* **WRITTEN REQUEST**
Filter the listing and keep only the lines with the word "RANGE".

## start RECORDS FOR THE TASK

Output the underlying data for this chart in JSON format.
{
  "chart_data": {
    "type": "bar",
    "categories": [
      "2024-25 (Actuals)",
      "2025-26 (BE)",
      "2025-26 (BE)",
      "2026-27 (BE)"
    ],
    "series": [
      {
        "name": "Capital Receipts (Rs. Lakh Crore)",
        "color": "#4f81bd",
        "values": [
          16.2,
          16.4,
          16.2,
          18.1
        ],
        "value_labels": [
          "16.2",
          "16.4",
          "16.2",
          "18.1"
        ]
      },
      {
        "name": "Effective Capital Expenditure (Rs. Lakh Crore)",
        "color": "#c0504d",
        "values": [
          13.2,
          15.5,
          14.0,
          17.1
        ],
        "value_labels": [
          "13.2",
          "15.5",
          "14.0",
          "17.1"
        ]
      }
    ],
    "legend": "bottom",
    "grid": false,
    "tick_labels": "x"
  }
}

## end RECORDS FOR THE TASK
## start RECORDS FOR THE TASK

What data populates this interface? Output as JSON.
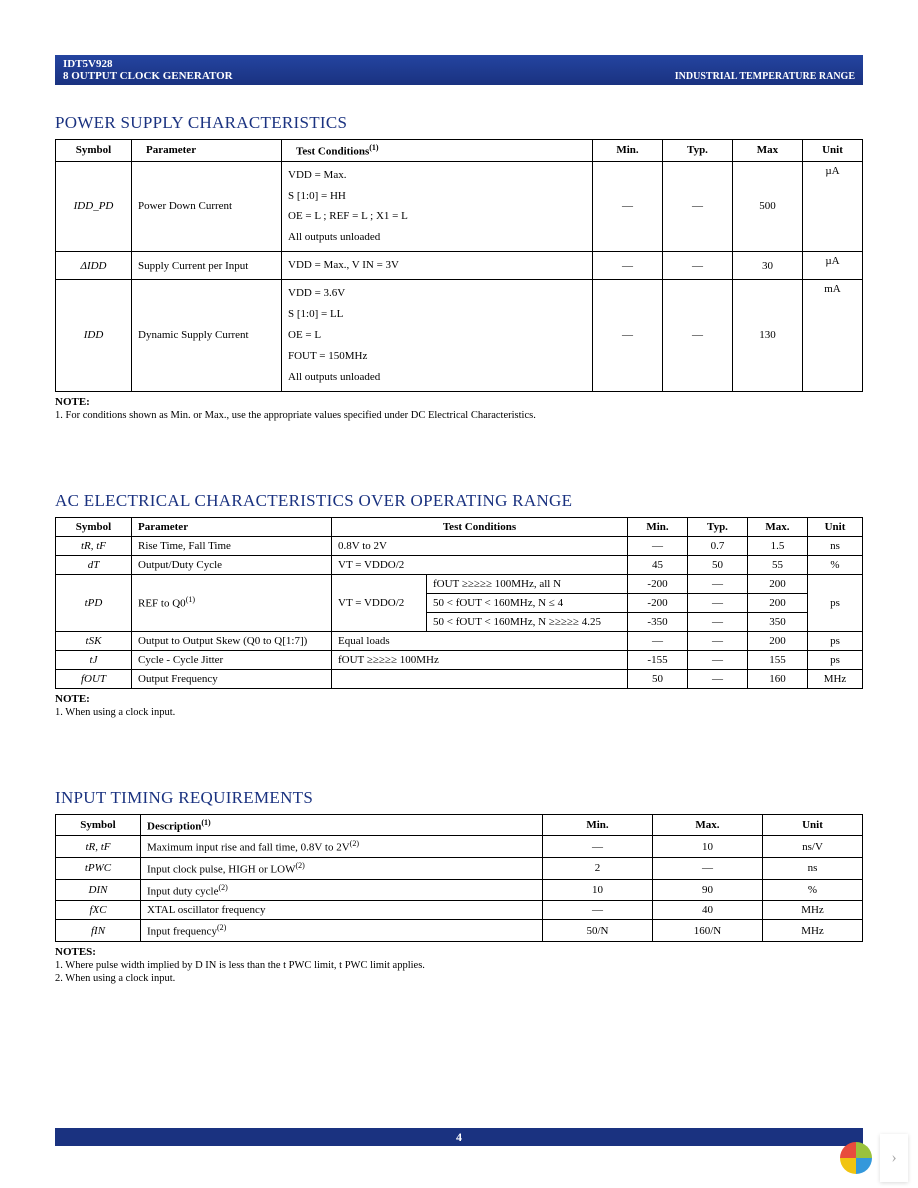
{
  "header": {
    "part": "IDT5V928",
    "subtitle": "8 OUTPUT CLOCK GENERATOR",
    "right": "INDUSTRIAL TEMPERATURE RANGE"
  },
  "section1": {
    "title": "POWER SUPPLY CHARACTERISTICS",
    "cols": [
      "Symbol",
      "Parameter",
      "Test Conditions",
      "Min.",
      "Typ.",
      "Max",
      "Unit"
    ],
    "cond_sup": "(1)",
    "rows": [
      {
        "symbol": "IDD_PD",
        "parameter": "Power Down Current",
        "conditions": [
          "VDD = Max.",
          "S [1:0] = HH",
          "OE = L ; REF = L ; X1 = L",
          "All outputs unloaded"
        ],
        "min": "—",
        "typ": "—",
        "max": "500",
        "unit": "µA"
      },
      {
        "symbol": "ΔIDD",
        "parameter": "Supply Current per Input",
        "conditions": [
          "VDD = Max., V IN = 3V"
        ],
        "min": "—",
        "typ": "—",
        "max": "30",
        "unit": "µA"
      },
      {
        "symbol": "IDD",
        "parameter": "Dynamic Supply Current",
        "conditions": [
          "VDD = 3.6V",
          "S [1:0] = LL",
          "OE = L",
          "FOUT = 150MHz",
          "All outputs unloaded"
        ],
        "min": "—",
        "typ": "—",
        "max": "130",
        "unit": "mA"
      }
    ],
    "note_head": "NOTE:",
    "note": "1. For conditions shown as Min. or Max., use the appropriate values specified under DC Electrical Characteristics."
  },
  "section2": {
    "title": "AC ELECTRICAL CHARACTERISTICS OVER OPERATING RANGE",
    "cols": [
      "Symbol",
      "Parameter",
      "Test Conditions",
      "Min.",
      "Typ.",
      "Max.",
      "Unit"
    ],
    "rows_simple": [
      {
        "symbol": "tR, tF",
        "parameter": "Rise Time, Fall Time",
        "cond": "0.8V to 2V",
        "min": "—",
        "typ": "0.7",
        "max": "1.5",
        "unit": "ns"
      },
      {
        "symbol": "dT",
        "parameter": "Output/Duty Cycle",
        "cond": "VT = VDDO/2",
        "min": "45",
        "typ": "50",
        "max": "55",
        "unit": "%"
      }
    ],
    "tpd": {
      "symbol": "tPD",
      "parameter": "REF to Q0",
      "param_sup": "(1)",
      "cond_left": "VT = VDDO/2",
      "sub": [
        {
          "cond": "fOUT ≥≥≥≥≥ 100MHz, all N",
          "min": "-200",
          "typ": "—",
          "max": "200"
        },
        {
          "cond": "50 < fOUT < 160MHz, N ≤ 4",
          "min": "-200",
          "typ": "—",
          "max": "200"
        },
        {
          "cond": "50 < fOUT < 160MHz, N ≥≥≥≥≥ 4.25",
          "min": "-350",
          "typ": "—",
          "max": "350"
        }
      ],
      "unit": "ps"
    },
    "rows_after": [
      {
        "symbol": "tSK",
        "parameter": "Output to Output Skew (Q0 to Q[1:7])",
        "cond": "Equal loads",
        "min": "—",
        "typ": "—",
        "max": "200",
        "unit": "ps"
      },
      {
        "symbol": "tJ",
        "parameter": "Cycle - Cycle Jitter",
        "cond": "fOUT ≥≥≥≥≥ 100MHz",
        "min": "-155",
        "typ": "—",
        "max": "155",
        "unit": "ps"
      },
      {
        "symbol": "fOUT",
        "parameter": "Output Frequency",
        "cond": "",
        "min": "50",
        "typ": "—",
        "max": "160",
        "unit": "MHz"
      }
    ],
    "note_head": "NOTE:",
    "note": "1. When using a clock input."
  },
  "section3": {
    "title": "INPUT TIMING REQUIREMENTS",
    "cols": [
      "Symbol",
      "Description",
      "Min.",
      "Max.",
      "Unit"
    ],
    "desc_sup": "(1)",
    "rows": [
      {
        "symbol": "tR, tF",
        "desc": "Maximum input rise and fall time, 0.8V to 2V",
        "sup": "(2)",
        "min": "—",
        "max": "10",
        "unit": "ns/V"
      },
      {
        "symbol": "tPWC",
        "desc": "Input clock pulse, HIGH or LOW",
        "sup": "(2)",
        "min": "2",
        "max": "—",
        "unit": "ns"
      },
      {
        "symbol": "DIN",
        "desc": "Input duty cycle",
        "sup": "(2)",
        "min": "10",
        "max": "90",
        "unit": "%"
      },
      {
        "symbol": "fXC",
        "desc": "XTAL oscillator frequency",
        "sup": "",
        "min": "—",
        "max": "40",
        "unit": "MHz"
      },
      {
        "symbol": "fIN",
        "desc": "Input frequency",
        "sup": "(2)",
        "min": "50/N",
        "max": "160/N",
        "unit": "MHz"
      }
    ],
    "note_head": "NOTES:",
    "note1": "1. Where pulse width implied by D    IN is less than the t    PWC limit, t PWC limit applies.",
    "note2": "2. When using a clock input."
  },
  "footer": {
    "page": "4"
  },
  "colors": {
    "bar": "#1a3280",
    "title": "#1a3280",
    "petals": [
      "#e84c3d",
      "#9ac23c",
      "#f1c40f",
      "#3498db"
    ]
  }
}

## end RECORDS FOR THE TASK

* **COMPLETE OUTPUT**
    "right": "INDUSTRIAL TEMPERATURE RANGE"
    "title": "AC ELECTRICAL CHARACTERISTICS OVER OPERATING RANGE",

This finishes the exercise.